→ Task description: Only the number is wanted: count the lines in the data with "this" in them.

(Saved entries)
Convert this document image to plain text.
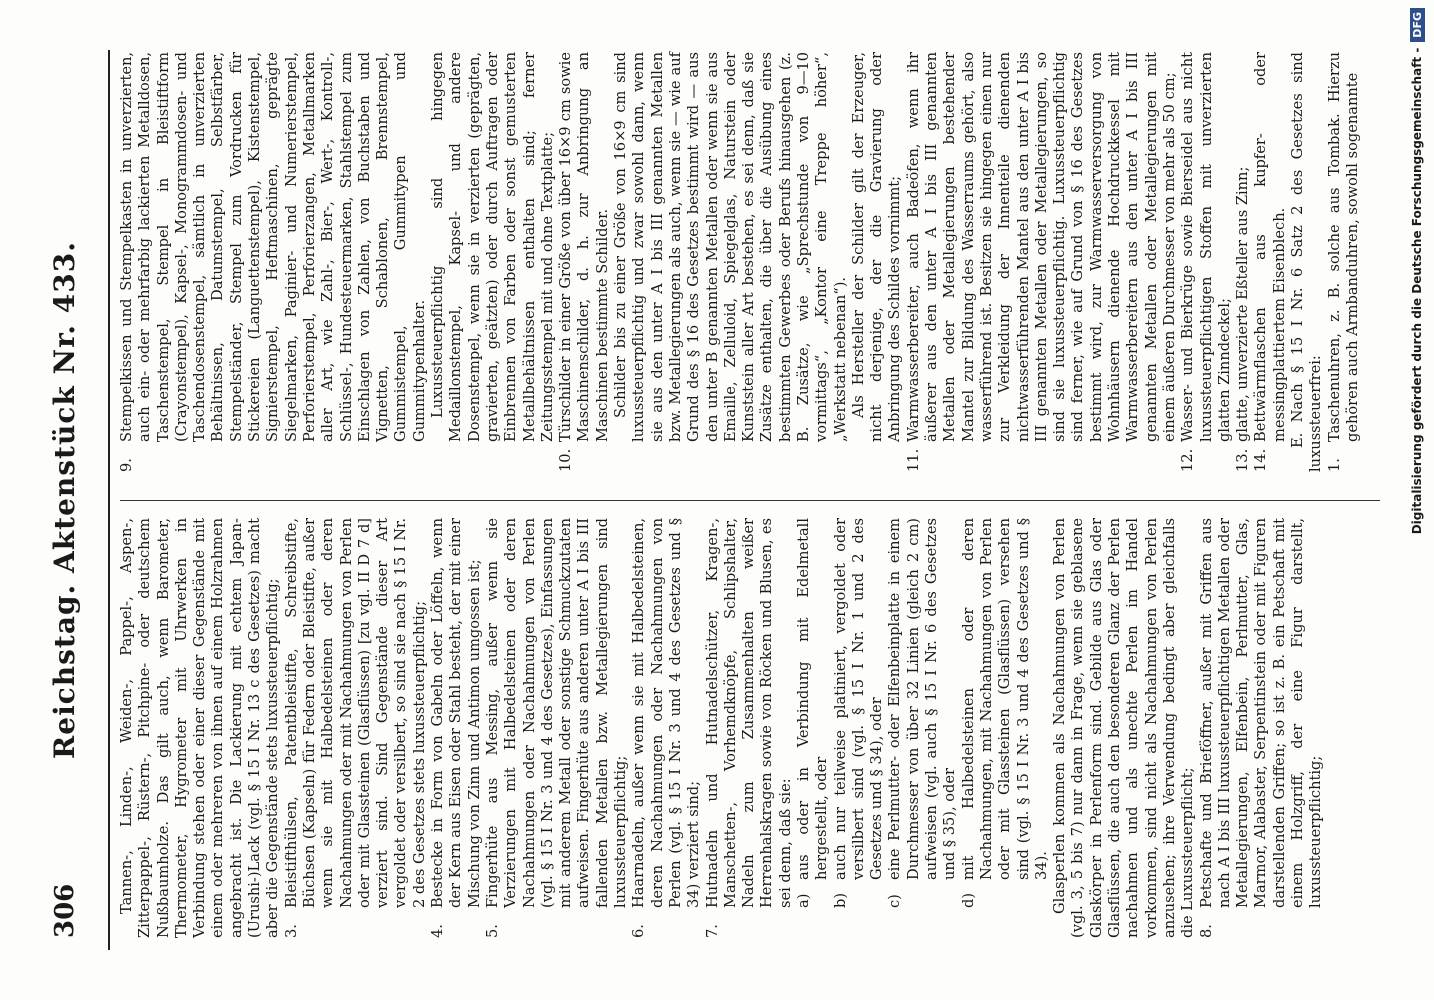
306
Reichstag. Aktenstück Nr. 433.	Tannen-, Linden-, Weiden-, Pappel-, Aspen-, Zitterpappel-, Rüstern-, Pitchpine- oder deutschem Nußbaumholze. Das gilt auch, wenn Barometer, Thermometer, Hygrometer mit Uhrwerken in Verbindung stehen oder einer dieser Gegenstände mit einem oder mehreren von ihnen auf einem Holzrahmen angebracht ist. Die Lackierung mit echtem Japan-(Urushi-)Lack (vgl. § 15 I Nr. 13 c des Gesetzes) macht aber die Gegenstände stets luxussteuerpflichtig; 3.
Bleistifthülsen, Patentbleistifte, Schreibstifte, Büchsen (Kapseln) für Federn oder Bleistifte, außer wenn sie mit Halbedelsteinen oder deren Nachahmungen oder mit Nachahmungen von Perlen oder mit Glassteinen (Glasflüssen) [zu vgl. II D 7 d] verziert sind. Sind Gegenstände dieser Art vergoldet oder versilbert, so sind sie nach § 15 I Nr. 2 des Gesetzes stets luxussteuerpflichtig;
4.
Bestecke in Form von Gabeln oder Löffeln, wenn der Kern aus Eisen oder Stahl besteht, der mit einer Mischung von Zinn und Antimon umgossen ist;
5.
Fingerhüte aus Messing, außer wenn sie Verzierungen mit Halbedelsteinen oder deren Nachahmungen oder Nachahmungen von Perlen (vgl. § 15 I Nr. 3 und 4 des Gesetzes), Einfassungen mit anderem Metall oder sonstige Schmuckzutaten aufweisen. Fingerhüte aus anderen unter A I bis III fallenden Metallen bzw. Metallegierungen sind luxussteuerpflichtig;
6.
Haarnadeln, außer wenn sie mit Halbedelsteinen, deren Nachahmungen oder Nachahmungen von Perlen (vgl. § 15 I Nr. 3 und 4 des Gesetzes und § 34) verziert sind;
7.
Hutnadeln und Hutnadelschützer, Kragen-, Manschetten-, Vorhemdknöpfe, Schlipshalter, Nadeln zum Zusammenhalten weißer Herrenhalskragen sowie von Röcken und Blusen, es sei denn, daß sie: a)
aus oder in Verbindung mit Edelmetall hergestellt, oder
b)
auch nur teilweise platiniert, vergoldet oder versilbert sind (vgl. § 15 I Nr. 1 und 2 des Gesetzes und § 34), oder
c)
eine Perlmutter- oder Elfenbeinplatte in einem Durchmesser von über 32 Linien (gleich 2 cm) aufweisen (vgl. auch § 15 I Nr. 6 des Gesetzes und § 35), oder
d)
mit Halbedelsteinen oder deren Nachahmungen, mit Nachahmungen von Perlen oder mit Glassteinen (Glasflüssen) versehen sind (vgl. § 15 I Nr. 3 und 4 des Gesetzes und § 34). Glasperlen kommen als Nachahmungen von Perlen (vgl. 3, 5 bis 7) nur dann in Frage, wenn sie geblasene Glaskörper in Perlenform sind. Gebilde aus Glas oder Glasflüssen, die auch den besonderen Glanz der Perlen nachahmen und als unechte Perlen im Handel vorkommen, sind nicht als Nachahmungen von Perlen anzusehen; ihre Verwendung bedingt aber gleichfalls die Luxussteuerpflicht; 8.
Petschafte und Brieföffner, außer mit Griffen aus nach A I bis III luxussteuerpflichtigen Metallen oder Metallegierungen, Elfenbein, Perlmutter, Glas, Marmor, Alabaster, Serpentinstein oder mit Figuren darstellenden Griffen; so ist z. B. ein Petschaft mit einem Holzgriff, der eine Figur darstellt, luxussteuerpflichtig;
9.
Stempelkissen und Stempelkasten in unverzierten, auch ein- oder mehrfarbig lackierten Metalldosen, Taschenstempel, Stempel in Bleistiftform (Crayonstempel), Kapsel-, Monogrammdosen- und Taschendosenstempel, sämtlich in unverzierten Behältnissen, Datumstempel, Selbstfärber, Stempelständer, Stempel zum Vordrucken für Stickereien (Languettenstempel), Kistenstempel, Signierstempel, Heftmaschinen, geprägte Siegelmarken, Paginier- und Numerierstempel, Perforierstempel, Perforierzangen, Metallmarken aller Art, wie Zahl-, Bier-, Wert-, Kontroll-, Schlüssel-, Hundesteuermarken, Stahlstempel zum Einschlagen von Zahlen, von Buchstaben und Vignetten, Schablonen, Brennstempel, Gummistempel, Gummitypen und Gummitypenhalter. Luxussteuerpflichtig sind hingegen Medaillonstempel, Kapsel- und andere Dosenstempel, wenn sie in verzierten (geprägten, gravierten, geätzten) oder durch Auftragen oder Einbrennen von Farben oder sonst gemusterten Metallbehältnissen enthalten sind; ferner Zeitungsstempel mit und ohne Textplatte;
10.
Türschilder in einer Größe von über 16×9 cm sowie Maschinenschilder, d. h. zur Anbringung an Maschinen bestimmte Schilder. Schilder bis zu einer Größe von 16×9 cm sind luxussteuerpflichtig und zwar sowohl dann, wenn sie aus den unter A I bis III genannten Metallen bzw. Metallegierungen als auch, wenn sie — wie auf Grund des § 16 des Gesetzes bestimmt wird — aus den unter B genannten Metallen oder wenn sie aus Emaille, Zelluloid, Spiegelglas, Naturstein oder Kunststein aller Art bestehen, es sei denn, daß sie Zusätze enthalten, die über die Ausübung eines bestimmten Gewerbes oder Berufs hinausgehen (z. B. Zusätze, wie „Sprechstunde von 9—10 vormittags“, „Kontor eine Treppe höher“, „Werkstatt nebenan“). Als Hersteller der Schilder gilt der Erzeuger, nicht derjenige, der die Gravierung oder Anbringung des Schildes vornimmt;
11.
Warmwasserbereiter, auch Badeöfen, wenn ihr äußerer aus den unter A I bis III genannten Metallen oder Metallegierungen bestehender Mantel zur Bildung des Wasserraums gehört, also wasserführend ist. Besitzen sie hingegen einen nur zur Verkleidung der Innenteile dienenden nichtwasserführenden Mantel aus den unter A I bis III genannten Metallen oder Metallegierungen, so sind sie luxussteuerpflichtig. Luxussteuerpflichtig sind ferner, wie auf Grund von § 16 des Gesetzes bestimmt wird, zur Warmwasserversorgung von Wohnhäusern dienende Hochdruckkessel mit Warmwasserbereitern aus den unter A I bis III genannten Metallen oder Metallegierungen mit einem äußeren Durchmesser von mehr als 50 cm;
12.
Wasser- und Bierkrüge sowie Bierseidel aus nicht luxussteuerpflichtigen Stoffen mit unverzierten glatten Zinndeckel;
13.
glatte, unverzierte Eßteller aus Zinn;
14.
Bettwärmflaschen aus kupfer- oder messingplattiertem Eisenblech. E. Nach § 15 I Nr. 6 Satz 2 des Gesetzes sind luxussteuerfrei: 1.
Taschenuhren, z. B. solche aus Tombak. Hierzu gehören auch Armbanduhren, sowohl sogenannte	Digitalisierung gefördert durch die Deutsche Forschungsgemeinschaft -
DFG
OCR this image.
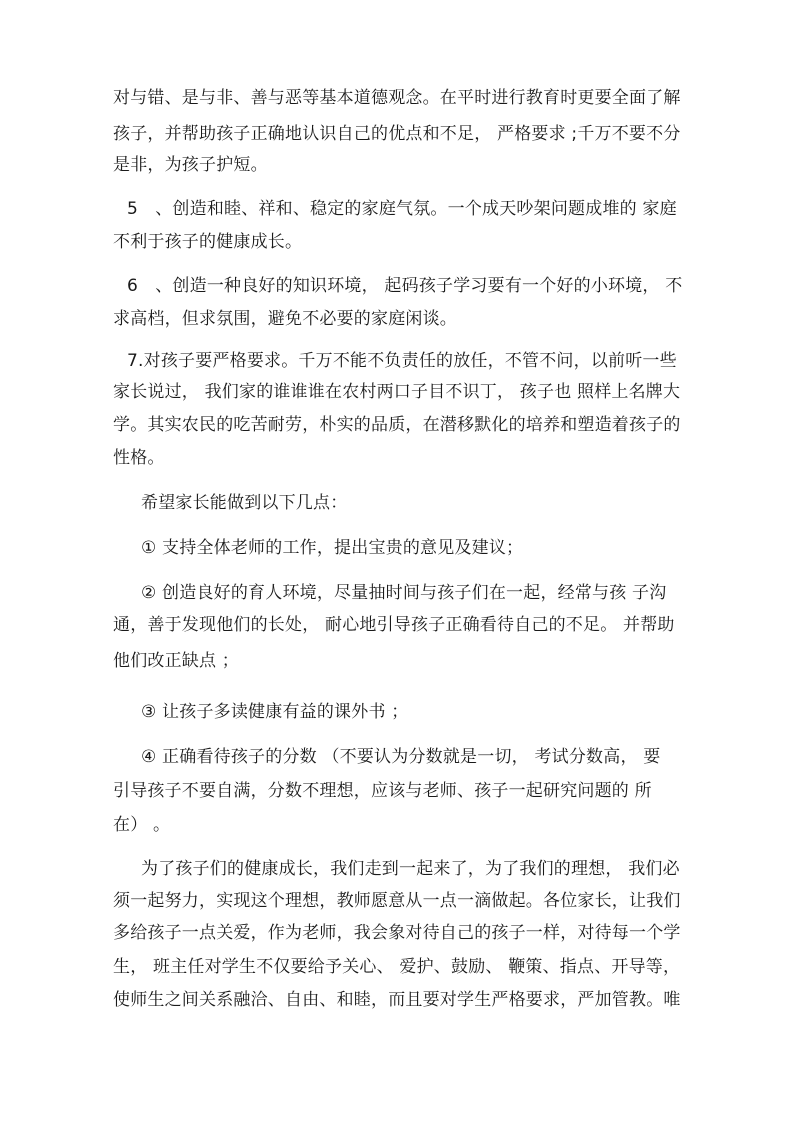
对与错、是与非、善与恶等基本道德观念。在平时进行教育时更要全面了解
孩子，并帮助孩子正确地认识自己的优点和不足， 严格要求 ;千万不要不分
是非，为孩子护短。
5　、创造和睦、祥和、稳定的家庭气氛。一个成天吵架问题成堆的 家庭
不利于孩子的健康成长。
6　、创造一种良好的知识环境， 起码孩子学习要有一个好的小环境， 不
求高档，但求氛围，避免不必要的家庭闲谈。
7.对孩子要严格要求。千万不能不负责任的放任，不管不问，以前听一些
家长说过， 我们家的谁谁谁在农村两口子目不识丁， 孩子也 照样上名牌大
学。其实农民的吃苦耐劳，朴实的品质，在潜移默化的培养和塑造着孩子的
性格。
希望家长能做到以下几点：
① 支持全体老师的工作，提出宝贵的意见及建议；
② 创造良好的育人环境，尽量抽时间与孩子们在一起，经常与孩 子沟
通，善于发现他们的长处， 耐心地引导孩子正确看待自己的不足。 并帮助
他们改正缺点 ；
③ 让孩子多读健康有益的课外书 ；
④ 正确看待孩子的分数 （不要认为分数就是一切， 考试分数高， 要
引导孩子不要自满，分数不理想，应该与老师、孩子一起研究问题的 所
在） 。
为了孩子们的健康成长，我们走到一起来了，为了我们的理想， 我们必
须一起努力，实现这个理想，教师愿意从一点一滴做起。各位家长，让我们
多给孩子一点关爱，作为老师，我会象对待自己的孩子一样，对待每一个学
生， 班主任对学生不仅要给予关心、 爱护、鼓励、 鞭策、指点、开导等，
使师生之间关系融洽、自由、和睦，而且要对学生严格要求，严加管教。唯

→ Answer to the exercise: 2